**Written problem**
Count every line of the material that holds the string "image". Respond with the total only.

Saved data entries
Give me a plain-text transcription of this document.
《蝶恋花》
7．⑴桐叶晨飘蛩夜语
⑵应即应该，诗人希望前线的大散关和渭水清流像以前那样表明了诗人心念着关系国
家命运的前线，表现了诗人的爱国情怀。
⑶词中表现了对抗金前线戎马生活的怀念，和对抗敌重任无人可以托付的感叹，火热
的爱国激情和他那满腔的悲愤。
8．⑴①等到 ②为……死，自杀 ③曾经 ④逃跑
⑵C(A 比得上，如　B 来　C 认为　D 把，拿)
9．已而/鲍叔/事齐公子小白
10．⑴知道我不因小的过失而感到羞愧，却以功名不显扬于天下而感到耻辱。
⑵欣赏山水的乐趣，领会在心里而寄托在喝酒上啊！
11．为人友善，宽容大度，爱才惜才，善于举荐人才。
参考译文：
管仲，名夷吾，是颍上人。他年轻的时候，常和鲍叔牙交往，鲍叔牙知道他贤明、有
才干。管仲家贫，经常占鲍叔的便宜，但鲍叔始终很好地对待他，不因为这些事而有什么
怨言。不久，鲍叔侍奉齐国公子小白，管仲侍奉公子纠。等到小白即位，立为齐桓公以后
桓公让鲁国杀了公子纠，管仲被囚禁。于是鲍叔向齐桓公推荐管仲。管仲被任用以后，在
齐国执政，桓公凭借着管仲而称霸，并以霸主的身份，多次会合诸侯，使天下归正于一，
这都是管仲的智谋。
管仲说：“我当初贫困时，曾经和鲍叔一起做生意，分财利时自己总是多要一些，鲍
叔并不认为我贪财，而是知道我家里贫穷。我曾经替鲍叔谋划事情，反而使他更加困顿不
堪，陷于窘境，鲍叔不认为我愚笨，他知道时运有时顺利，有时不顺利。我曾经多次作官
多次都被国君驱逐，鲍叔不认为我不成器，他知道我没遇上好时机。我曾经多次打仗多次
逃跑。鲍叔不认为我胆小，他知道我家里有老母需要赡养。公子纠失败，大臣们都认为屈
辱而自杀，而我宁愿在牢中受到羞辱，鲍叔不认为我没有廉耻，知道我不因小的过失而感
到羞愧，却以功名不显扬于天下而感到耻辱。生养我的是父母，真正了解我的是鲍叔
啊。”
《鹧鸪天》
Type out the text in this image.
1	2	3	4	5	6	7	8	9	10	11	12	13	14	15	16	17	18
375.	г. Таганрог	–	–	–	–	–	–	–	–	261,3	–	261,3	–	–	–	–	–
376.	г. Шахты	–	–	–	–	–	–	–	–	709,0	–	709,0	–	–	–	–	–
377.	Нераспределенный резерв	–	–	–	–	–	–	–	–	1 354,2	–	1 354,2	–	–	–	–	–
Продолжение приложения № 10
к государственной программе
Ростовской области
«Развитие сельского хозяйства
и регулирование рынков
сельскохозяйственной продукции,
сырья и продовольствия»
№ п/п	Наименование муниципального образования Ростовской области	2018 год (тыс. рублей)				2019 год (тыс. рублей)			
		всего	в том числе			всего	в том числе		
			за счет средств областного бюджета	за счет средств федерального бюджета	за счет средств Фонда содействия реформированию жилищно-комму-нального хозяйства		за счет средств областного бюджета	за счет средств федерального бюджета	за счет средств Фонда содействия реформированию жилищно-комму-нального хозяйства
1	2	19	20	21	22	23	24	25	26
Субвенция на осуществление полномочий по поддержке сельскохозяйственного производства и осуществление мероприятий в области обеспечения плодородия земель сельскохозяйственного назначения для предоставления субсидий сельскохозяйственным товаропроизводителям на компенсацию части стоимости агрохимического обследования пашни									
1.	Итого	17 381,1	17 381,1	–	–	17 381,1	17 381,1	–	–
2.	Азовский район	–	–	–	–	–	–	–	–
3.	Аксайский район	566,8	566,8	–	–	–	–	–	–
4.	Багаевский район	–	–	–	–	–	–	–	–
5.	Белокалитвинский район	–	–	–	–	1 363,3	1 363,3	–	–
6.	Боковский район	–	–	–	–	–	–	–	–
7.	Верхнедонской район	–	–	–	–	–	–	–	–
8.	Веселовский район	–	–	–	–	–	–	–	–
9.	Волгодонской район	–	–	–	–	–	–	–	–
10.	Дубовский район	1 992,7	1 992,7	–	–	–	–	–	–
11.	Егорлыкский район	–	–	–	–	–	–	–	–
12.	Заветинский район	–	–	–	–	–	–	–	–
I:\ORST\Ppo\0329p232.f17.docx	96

...

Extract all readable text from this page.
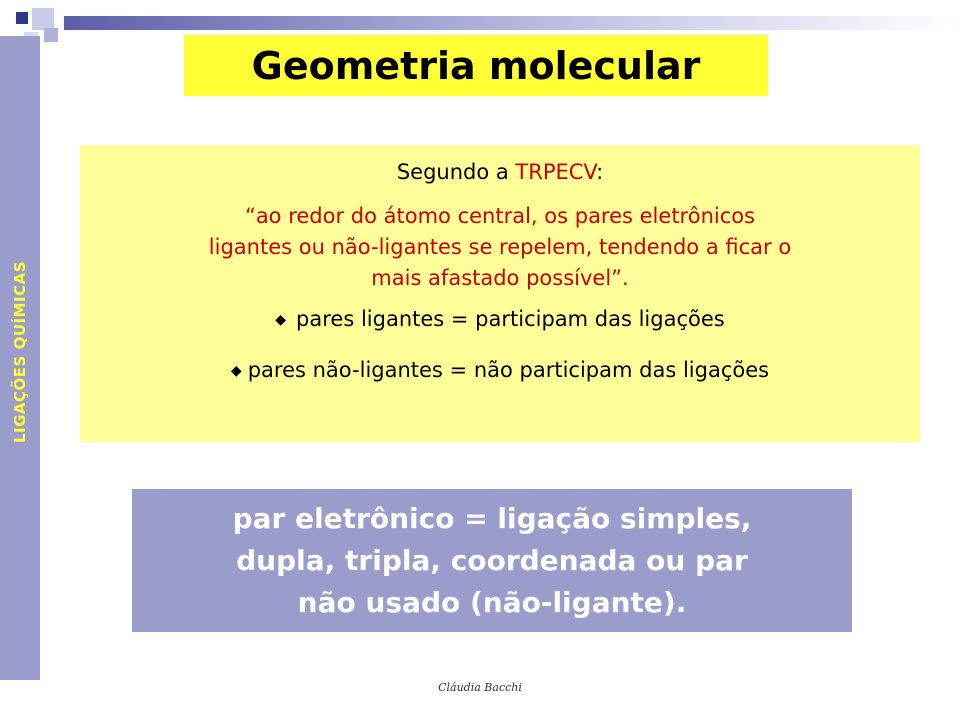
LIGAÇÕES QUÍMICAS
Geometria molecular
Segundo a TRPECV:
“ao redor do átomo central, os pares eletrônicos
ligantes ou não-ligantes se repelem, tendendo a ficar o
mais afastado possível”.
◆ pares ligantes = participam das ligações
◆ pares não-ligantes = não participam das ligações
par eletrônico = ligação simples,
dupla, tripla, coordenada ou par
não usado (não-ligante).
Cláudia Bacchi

...

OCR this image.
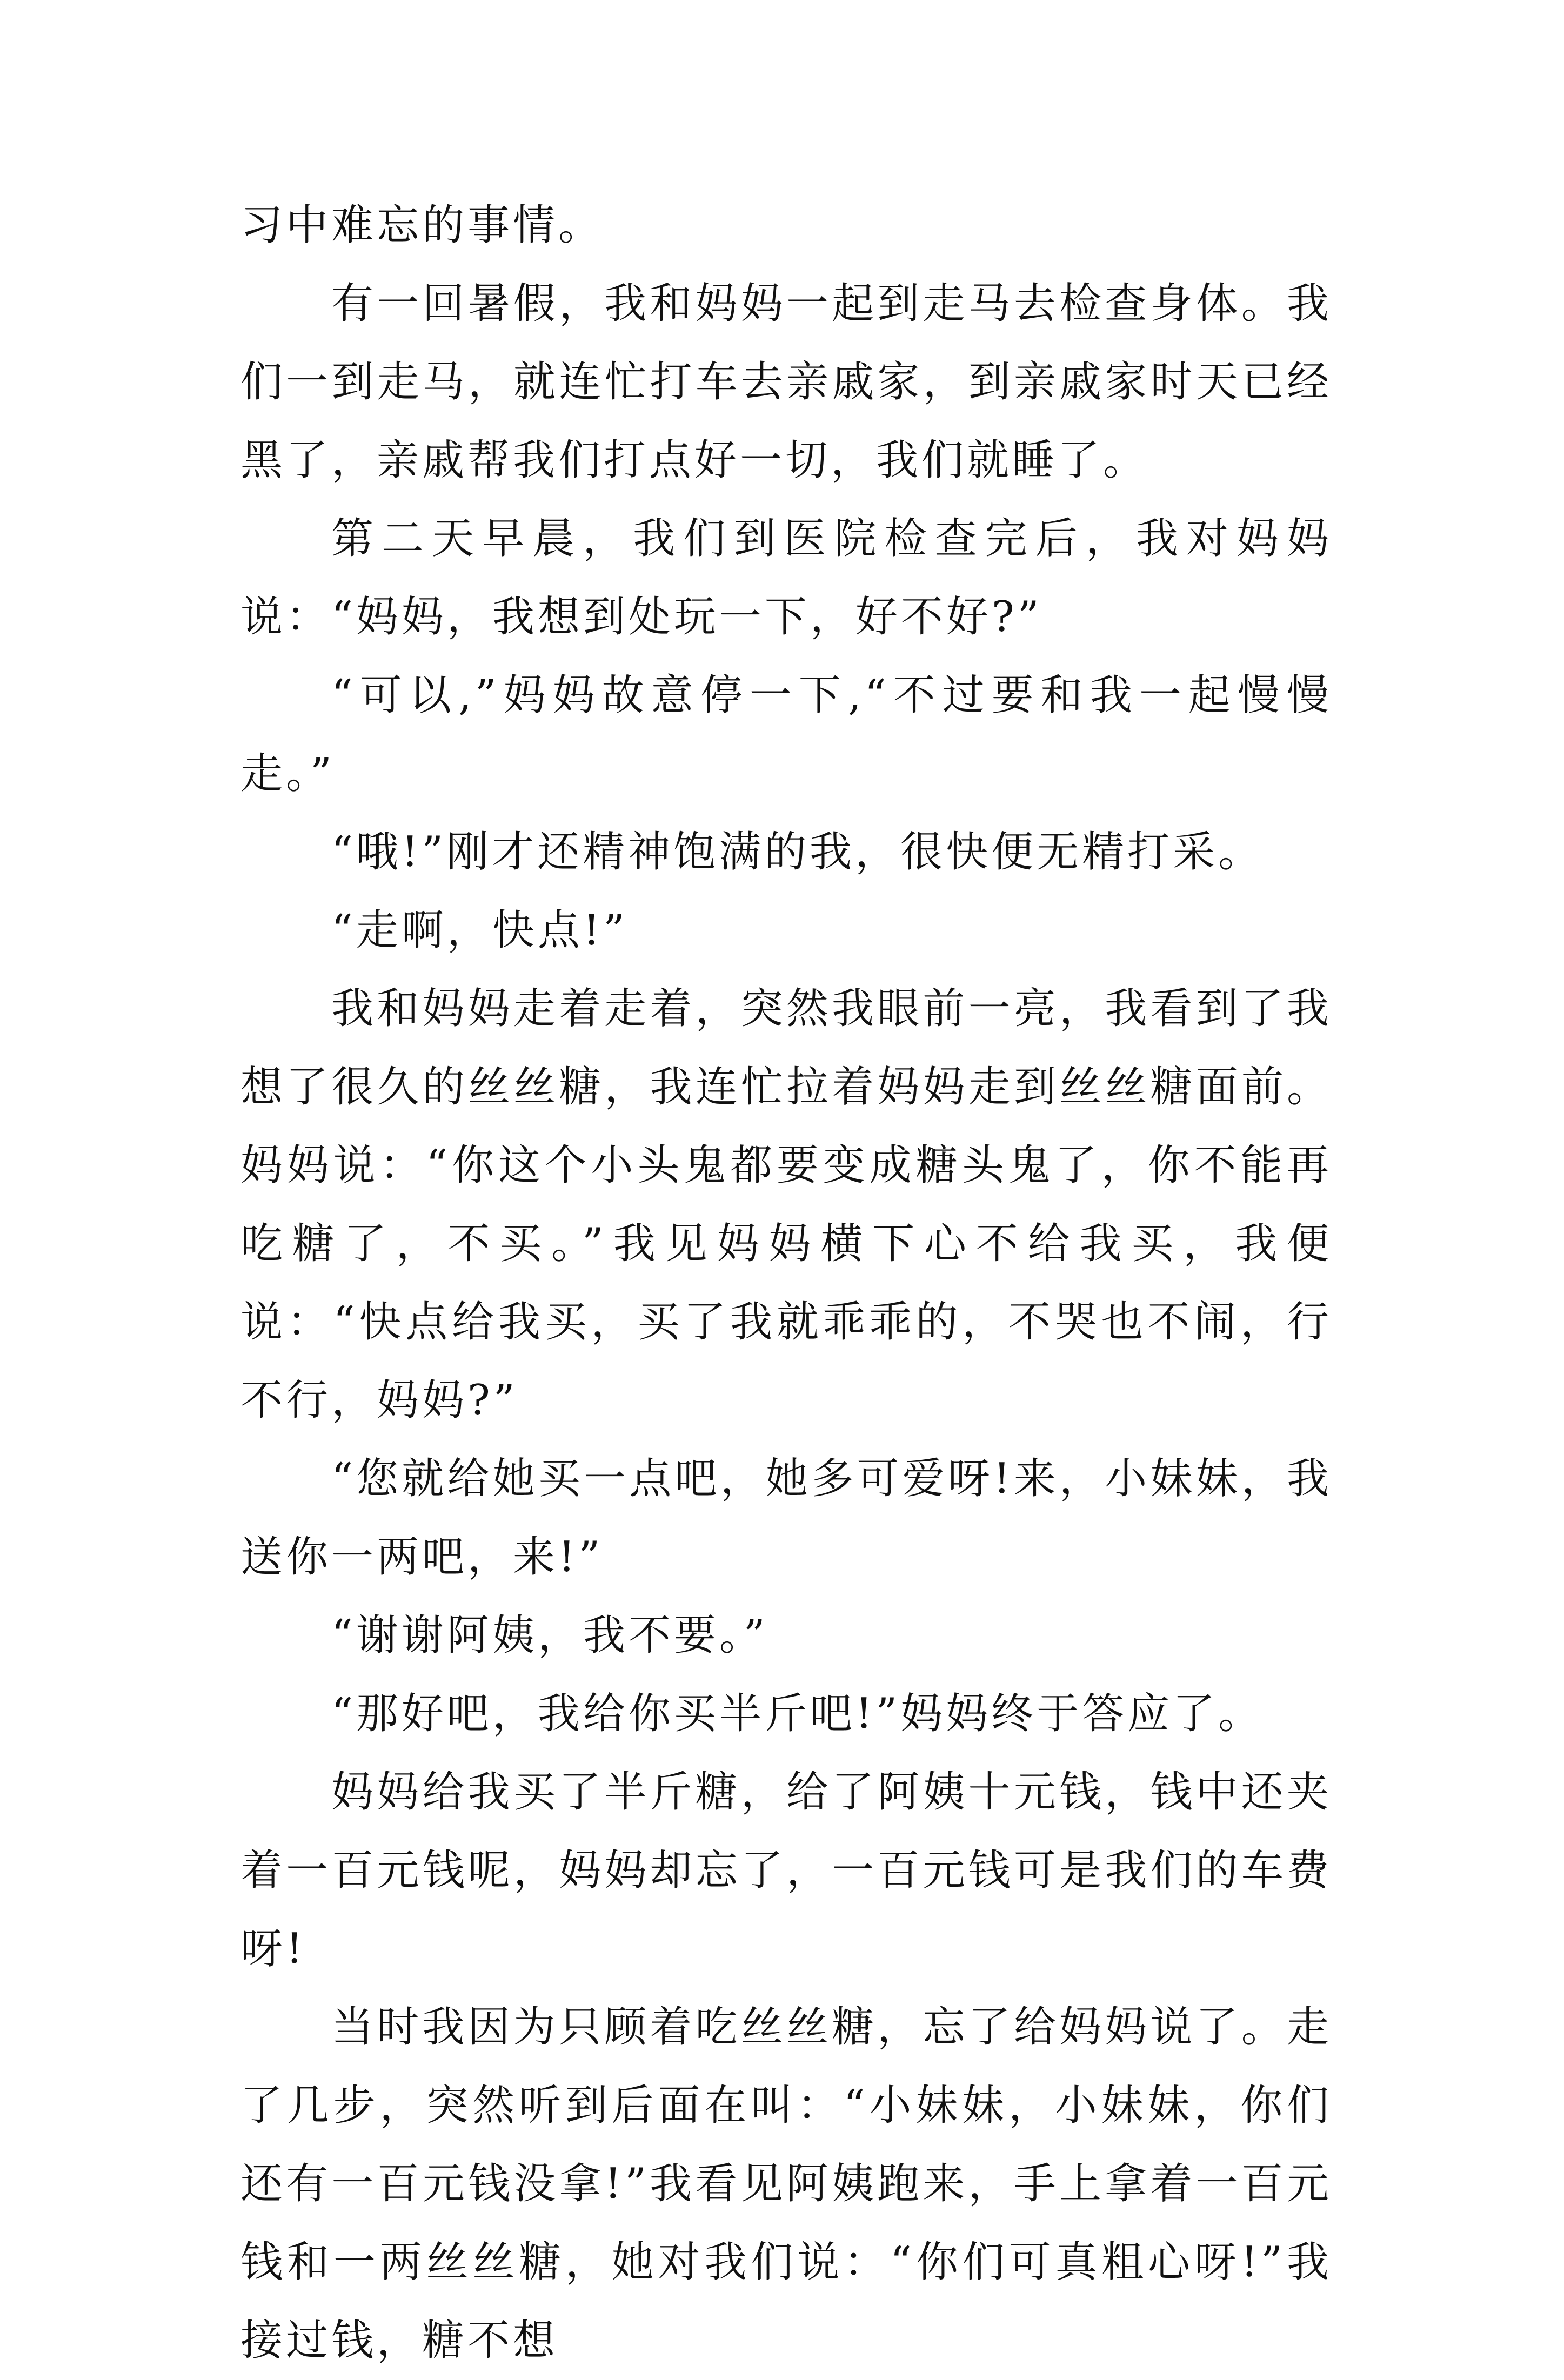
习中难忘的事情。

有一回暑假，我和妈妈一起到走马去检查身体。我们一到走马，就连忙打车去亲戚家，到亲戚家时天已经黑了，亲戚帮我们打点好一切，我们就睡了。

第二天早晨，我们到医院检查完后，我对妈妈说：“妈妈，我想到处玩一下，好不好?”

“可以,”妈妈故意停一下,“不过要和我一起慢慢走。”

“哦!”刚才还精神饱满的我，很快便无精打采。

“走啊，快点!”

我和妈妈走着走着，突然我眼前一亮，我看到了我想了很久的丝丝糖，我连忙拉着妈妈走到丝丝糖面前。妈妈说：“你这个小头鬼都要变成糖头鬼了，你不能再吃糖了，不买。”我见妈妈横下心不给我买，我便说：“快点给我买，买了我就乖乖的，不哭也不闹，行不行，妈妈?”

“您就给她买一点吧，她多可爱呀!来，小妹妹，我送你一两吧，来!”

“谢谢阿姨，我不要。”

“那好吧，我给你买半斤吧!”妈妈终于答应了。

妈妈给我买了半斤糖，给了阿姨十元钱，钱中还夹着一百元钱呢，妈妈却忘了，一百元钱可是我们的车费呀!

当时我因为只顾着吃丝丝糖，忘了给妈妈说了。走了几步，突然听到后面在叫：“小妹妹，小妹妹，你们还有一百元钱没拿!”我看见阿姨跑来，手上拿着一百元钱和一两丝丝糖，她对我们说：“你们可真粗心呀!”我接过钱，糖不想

**Result**
2